[Figure contents as structured data]
>>

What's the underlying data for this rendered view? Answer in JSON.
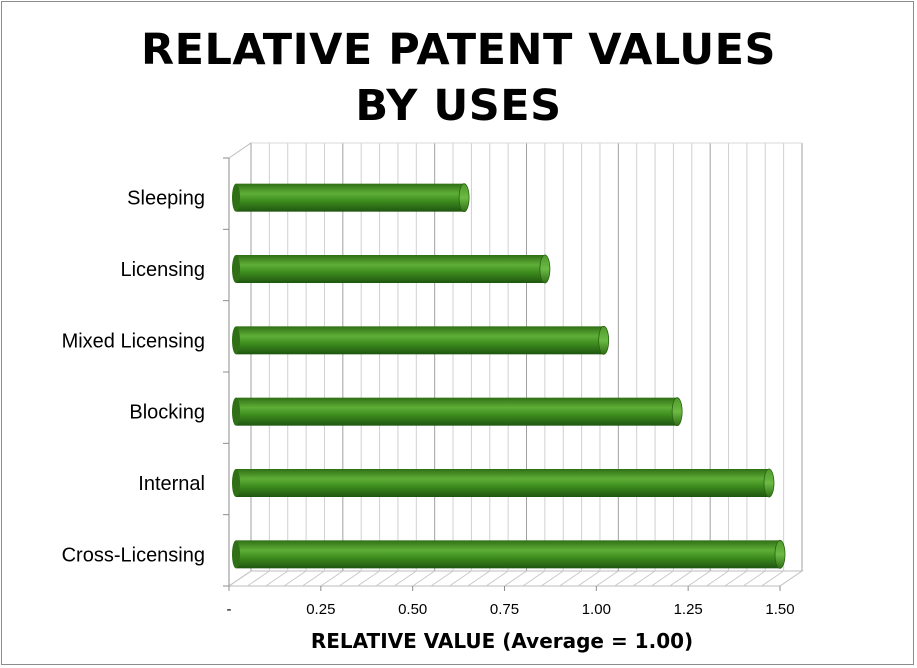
{
  "chart_data": {
    "type": "bar",
    "orientation": "horizontal",
    "title_line1": "RELATIVE PATENT VALUES",
    "title_line2": "BY USES",
    "xlabel": "RELATIVE VALUE (Average = 1.00)",
    "categories": [
      "Sleeping",
      "Licensing",
      "Mixed Licensing",
      "Blocking",
      "Internal",
      "Cross-Licensing"
    ],
    "values": [
      0.64,
      0.86,
      1.02,
      1.22,
      1.47,
      1.5
    ],
    "xlim": [
      0,
      1.5
    ],
    "x_ticks": [
      {
        "value": 0,
        "label": "-"
      },
      {
        "value": 0.25,
        "label": "0.25"
      },
      {
        "value": 0.5,
        "label": "0.50"
      },
      {
        "value": 0.75,
        "label": "0.75"
      },
      {
        "value": 1.0,
        "label": "1.00"
      },
      {
        "value": 1.25,
        "label": "1.25"
      },
      {
        "value": 1.5,
        "label": "1.50"
      }
    ],
    "bar_color": "#3f8f1f",
    "grid": true
  }
}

<<

## What is needed
Omit the pictures, and quote the material above exactly as given.

## Result
What's the underlying data for this rendered view? Answer in JSON.
{
  "chart_data": {
    "type": "bar",
    "orientation": "horizontal",
    "title_line1": "RELATIVE PATENT VALUES",
    "title_line2": "BY USES",
    "xlabel": "RELATIVE VALUE (Average = 1.00)",
    "categories": [
      "Sleeping",
      "Licensing",
      "Mixed Licensing",
      "Blocking",
      "Internal",
      "Cross-Licensing"
    ],
    "values": [
      0.64,
      0.86,
      1.02,
      1.22,
      1.47,
      1.5
    ],
    "xlim": [
      0,
      1.5
    ],
    "x_ticks": [
      {
        "value": 0,
        "label": "-"
      },
      {
        "value": 0.25,
        "label": "0.25"
      },
      {
        "value": 0.5,
        "label": "0.50"
      },
      {
        "value": 0.75,
        "label": "0.75"
      },
      {
        "value": 1.0,
        "label": "1.00"
      },
      {
        "value": 1.25,
        "label": "1.25"
      },
      {
        "value": 1.5,
        "label": "1.50"
      }
    ],
    "bar_color": "#3f8f1f",
    "grid": true
  }
}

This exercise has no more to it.